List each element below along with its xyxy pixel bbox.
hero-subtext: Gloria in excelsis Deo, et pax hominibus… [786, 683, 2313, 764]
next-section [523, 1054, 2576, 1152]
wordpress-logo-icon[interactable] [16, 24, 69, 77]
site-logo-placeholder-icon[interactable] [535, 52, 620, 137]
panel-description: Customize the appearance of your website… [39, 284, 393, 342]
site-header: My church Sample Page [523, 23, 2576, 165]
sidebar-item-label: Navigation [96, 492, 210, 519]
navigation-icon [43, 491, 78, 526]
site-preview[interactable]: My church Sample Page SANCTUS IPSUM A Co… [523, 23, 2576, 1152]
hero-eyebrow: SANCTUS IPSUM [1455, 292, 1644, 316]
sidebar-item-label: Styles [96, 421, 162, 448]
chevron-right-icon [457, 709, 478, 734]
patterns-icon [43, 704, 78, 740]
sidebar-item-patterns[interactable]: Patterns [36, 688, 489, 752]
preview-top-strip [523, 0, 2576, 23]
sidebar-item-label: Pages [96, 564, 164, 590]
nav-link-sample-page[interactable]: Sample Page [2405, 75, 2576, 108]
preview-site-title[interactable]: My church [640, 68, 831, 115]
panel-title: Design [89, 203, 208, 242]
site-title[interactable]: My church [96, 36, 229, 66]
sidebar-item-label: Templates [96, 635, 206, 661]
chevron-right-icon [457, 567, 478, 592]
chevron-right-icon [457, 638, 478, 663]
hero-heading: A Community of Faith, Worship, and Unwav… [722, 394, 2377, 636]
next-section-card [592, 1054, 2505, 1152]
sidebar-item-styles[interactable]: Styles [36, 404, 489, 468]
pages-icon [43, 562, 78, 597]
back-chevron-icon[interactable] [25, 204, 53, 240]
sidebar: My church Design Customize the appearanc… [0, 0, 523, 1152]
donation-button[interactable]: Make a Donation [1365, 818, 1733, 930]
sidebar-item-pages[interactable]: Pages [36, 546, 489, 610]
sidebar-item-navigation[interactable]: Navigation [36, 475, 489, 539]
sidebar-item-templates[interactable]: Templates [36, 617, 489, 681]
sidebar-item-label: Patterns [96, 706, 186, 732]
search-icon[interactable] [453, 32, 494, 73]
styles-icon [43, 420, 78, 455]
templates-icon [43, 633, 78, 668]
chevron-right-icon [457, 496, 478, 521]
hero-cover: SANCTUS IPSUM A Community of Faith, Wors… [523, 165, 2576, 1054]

========================================

### Exercise requirements
Format the data as a JSON list of strings, with each line as its own string and no entries for blank lines.

### The result
[
  "List each element below along with its xyxy pixel bbox.",
  "hero-subtext: Gloria in excelsis Deo, et pax hominibus… [786, 683, 2313, 764]",
  "next-section [523, 1054, 2576, 1152]",
  "wordpress-logo-icon[interactable] [16, 24, 69, 77]",
  "site-logo-placeholder-icon[interactable] [535, 52, 620, 137]",
  "panel-description: Customize the appearance of your website… [39, 284, 393, 342]",
  "site-header: My church Sample Page [523, 23, 2576, 165]",
  "sidebar-item-label: Navigation [96, 492, 210, 519]",
  "navigation-icon [43, 491, 78, 526]",
  "site-preview[interactable]: My church Sample Page SANCTUS IPSUM A Co… [523, 23, 2576, 1152]",
  "hero-eyebrow: SANCTUS IPSUM [1455, 292, 1644, 316]",
  "sidebar-item-label: Styles [96, 421, 162, 448]",
  "chevron-right-icon [457, 709, 478, 734]",
  "patterns-icon [43, 704, 78, 740]",
  "sidebar-item-patterns[interactable]: Patterns [36, 688, 489, 752]",
  "preview-top-strip [523, 0, 2576, 23]",
  "sidebar-item-label: Pages [96, 564, 164, 590]",
  "nav-link-sample-page[interactable]: Sample Page [2405, 75, 2576, 108]",
  "preview-site-title[interactable]: My church [640, 68, 831, 115]",
  "panel-title: Design [89, 203, 208, 242]",
  "site-title[interactable]: My church [96, 36, 229, 66]",
  "sidebar-item-label: Templates [96, 635, 206, 661]",
  "chevron-right-icon [457, 567, 478, 592]",
  "chevron-right-icon [457, 638, 478, 663]",
  "hero-heading: A Community of Faith, Worship, and Unwav… [722, 394, 2377, 636]",
  "next-section-card [592, 1054, 2505, 1152]",
  "sidebar-item-styles[interactable]: Styles [36, 404, 489, 468]",
  "pages-icon [43, 562, 78, 597]",
  "back-chevron-icon[interactable] [25, 204, 53, 240]",
  "sidebar: My church Design Customize the appearanc… [0, 0, 523, 1152]",
  "donation-button[interactable]: Make a Donation [1365, 818, 1733, 930]",
  "sidebar-item-pages[interactable]: Pages [36, 546, 489, 610]",
  "sidebar-item-navigation[interactable]: Navigation [36, 475, 489, 539]",
  "sidebar-item-templates[interactable]: Templates [36, 617, 489, 681]",
  "sidebar-item-label: Patterns [96, 706, 186, 732]",
  "search-icon[interactable] [453, 32, 494, 73]",
  "styles-icon [43, 420, 78, 455]",
  "templates-icon [43, 633, 78, 668]",
  "chevron-right-icon [457, 496, 478, 521]",
  "hero-cover: SANCTUS IPSUM A Community of Faith, Wors… [523, 165, 2576, 1054]"
]